Leave out the pictures and repeat the data exactly.

[start of DATA SUPPLIED]

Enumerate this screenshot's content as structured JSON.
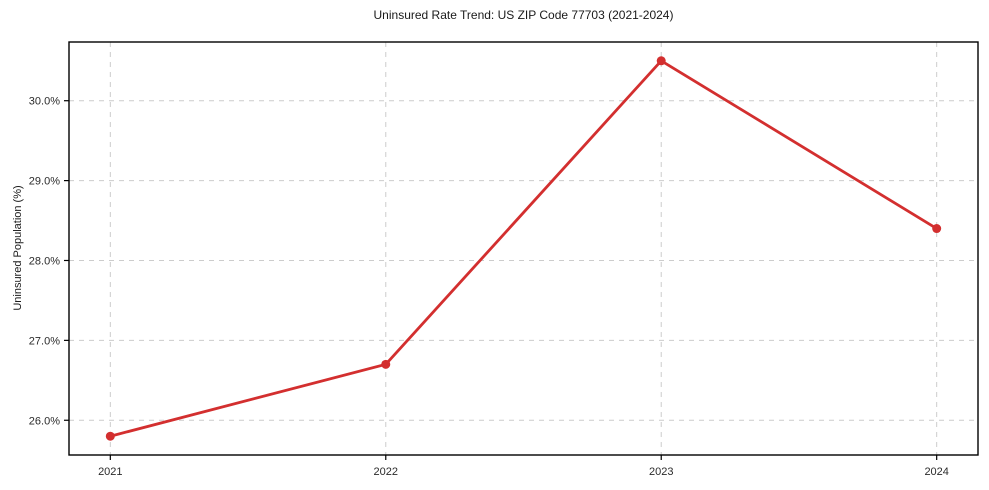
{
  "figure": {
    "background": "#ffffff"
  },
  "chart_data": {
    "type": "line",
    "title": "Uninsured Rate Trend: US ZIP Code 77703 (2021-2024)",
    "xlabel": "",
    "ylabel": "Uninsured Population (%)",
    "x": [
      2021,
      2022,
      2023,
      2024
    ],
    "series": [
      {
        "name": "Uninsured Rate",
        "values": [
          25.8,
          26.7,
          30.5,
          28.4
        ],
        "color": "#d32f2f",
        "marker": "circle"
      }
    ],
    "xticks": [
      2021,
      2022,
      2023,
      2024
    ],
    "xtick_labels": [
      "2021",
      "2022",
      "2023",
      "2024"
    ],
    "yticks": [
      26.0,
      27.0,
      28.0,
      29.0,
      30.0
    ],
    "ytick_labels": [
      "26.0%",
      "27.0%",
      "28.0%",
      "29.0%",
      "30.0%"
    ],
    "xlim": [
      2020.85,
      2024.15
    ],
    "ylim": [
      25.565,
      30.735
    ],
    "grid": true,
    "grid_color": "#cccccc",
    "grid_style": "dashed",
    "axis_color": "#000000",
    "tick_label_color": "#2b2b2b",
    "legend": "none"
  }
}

[end of DATA SUPPLIED]

TASK SOLUTION
Enumerate this screenshot's content as structured JSON.
{
  "figure": {
    "background": "#ffffff"
  },
  "chart_data": {
    "type": "line",
    "title": "Uninsured Rate Trend: US ZIP Code 77703 (2021-2024)",
    "xlabel": "",
    "ylabel": "Uninsured Population (%)",
    "x": [
      2021,
      2022,
      2023,
      2024
    ],
    "series": [
      {
        "name": "Uninsured Rate",
        "values": [
          25.8,
          26.7,
          30.5,
          28.4
        ],
        "color": "#d32f2f",
        "marker": "circle"
      }
    ],
    "xticks": [
      2021,
      2022,
      2023,
      2024
    ],
    "xtick_labels": [
      "2021",
      "2022",
      "2023",
      "2024"
    ],
    "yticks": [
      26.0,
      27.0,
      28.0,
      29.0,
      30.0
    ],
    "ytick_labels": [
      "26.0%",
      "27.0%",
      "28.0%",
      "29.0%",
      "30.0%"
    ],
    "xlim": [
      2020.85,
      2024.15
    ],
    "ylim": [
      25.565,
      30.735
    ],
    "grid": true,
    "grid_color": "#cccccc",
    "grid_style": "dashed",
    "axis_color": "#000000",
    "tick_label_color": "#2b2b2b",
    "legend": "none"
  }
}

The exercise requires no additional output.